Entries from a dataset
= = = = = = =

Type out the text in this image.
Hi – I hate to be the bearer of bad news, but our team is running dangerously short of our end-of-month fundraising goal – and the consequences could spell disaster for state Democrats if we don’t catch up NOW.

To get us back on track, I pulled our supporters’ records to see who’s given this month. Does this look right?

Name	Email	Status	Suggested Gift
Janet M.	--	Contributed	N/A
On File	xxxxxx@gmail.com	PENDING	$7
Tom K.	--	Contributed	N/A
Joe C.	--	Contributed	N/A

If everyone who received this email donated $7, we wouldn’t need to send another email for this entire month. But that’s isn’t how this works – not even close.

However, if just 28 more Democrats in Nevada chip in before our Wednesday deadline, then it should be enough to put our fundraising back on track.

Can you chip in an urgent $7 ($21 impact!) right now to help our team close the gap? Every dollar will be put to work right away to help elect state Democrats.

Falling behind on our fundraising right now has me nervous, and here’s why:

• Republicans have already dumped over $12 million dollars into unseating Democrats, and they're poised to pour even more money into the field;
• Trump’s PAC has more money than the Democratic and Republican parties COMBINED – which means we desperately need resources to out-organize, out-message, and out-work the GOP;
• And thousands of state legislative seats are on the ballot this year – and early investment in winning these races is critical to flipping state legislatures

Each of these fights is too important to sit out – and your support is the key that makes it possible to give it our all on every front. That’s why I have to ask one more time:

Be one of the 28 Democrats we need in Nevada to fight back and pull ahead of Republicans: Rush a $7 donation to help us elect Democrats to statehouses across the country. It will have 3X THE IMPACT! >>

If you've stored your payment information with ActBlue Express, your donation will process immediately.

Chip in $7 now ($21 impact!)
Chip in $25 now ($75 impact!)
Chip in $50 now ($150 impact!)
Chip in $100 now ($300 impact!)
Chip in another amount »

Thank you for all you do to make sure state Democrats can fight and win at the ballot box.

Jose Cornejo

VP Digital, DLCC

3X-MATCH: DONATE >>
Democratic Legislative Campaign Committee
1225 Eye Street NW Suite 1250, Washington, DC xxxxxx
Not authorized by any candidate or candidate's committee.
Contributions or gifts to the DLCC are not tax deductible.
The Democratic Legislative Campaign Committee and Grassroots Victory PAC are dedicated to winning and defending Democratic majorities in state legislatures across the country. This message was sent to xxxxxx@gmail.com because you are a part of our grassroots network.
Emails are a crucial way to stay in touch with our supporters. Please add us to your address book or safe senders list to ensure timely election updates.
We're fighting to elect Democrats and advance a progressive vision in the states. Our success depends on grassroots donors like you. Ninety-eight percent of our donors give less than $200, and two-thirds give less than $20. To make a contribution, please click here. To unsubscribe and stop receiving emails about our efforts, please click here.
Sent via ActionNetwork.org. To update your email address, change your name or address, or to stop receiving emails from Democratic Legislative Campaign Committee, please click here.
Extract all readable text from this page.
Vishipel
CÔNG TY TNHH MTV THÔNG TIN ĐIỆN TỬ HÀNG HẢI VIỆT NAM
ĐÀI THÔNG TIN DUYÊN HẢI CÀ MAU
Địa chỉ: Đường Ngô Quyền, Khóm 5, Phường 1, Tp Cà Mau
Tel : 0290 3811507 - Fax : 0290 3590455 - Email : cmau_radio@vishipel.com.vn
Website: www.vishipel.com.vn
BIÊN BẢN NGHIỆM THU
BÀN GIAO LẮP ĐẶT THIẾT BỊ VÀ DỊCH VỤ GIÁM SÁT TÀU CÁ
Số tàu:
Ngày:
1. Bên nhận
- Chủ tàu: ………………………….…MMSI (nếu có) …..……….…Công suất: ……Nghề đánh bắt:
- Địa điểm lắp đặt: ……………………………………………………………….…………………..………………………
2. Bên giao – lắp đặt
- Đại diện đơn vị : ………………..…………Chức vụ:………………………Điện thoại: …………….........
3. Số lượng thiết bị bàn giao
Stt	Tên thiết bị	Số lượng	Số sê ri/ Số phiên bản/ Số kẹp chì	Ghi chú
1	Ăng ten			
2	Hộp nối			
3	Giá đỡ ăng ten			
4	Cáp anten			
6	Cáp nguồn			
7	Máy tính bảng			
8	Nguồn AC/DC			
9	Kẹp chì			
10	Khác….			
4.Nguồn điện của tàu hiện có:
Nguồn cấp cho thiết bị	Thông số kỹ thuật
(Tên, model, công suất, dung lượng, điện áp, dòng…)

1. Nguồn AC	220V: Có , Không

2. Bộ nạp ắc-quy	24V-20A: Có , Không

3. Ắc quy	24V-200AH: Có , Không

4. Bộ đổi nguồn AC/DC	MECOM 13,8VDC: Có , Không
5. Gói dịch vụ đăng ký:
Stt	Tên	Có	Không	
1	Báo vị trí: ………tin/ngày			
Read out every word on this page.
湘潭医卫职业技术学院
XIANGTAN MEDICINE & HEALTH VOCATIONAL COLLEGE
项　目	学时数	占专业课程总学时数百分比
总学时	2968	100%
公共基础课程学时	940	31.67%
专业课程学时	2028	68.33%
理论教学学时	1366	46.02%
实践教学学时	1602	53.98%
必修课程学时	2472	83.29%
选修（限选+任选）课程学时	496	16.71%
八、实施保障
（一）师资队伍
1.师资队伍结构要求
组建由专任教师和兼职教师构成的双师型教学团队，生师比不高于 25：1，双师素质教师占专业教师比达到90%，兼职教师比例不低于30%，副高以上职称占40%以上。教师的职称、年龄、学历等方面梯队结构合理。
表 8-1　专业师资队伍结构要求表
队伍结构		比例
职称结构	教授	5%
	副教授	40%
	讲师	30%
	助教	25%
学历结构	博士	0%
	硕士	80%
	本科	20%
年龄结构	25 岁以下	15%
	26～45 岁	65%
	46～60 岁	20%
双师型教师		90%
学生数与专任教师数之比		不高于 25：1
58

= = = = = = =

AIM OF THE EXERCISE: Write out the records shown above, exactly as they appear.

TASK SOLUTION:
Type out the text in this image.
Hi – I hate to be the bearer of bad news, but our team is running dangerously short of our end-of-month fundraising goal – and the consequences could spell disaster for state Democrats if we don’t catch up NOW.

To get us back on track, I pulled our supporters’ records to see who’s given this month. Does this look right?

Name	Email	Status	Suggested Gift
Janet M.	--	Contributed	N/A
On File	xxxxxx@gmail.com	PENDING	$7
Tom K.	--	Contributed	N/A
Joe C.	--	Contributed	N/A

If everyone who received this email donated $7, we wouldn’t need to send another email for this entire month. But that’s isn’t how this works – not even close.

However, if just 28 more Democrats in Nevada chip in before our Wednesday deadline, then it should be enough to put our fundraising back on track.

Can you chip in an urgent $7 ($21 impact!) right now to help our team close the gap? Every dollar will be put to work right away to help elect state Democrats.

Falling behind on our fundraising right now has me nervous, and here’s why:

• Republicans have already dumped over $12 million dollars into unseating Democrats, and they're poised to pour even more money into the field;
• Trump’s PAC has more money than the Democratic and Republican parties COMBINED – which means we desperately need resources to out-organize, out-message, and out-work the GOP;
• And thousands of state legislative seats are on the ballot this year – and early investment in winning these races is critical to flipping state legislatures

Each of these fights is too important to sit out – and your support is the key that makes it possible to give it our all on every front. That’s why I have to ask one more time:

Be one of the 28 Democrats we need in Nevada to fight back and pull ahead of Republicans: Rush a $7 donation to help us elect Democrats to statehouses across the country. It will have 3X THE IMPACT! >>

If you've stored your payment information with ActBlue Express, your donation will process immediately.

Chip in $7 now ($21 impact!)
Chip in $25 now ($75 impact!)
Chip in $50 now ($150 impact!)
Chip in $100 now ($300 impact!)
Chip in another amount »

Thank you for all you do to make sure state Democrats can fight and win at the ballot box.

Jose Cornejo

VP Digital, DLCC

3X-MATCH: DONATE >>
Democratic Legislative Campaign Committee
1225 Eye Street NW Suite 1250, Washington, DC xxxxxx
Not authorized by any candidate or candidate's committee.
Contributions or gifts to the DLCC are not tax deductible.
The Democratic Legislative Campaign Committee and Grassroots Victory PAC are dedicated to winning and defending Democratic majorities in state legislatures across the country. This message was sent to xxxxxx@gmail.com because you are a part of our grassroots network.
Emails are a crucial way to stay in touch with our supporters. Please add us to your address book or safe senders list to ensure timely election updates.
We're fighting to elect Democrats and advance a progressive vision in the states. Our success depends on grassroots donors like you. Ninety-eight percent of our donors give less than $200, and two-thirds give less than $20. To make a contribution, please click here. To unsubscribe and stop receiving emails about our efforts, please click here.
Sent via ActionNetwork.org. To update your email address, change your name or address, or to stop receiving emails from Democratic Legislative Campaign Committee, please click here.
Extract all readable text from this page.
Vishipel
CÔNG TY TNHH MTV THÔNG TIN ĐIỆN TỬ HÀNG HẢI VIỆT NAM
ĐÀI THÔNG TIN DUYÊN HẢI CÀ MAU
Địa chỉ: Đường Ngô Quyền, Khóm 5, Phường 1, Tp Cà Mau
Tel : 0290 3811507 - Fax : 0290 3590455 - Email : cmau_radio@vishipel.com.vn
Website: www.vishipel.com.vn
BIÊN BẢN NGHIỆM THU
BÀN GIAO LẮP ĐẶT THIẾT BỊ VÀ DỊCH VỤ GIÁM SÁT TÀU CÁ
Số tàu:
Ngày:
1. Bên nhận
- Chủ tàu: ………………………….…MMSI (nếu có) …..……….…Công suất: ……Nghề đánh bắt:
- Địa điểm lắp đặt: ……………………………………………………………….…………………..………………………
2. Bên giao – lắp đặt
- Đại diện đơn vị : ………………..…………Chức vụ:………………………Điện thoại: …………….........
3. Số lượng thiết bị bàn giao
Stt	Tên thiết bị	Số lượng	Số sê ri/ Số phiên bản/ Số kẹp chì	Ghi chú
1	Ăng ten			
2	Hộp nối			
3	Giá đỡ ăng ten			
4	Cáp anten			
6	Cáp nguồn			
7	Máy tính bảng			
8	Nguồn AC/DC			
9	Kẹp chì			
10	Khác….			
4.Nguồn điện của tàu hiện có:
Nguồn cấp cho thiết bị	Thông số kỹ thuật
(Tên, model, công suất, dung lượng, điện áp, dòng…)

1. Nguồn AC	220V: Có , Không

2. Bộ nạp ắc-quy	24V-20A: Có , Không

3. Ắc quy	24V-200AH: Có , Không

4. Bộ đổi nguồn AC/DC	MECOM 13,8VDC: Có , Không
5. Gói dịch vụ đăng ký:
Stt	Tên	Có	Không	
1	Báo vị trí: ………tin/ngày			
Read out every word on this page.
湘潭医卫职业技术学院
XIANGTAN MEDICINE & HEALTH VOCATIONAL COLLEGE
项　目	学时数	占专业课程总学时数百分比
总学时	2968	100%
公共基础课程学时	940	31.67%
专业课程学时	2028	68.33%
理论教学学时	1366	46.02%
实践教学学时	1602	53.98%
必修课程学时	2472	83.29%
选修（限选+任选）课程学时	496	16.71%
八、实施保障
（一）师资队伍
1.师资队伍结构要求
组建由专任教师和兼职教师构成的双师型教学团队，生师比不高于 25：1，双师素质教师占专业教师比达到90%，兼职教师比例不低于30%，副高以上职称占40%以上。教师的职称、年龄、学历等方面梯队结构合理。
表 8-1　专业师资队伍结构要求表
队伍结构		比例
职称结构	教授	5%
	副教授	40%
	讲师	30%
	助教	25%
学历结构	博士	0%
	硕士	80%
	本科	20%
年龄结构	25 岁以下	15%
	26～45 岁	65%
	46～60 岁	20%
双师型教师		90%
学生数与专任教师数之比		不高于 25：1
58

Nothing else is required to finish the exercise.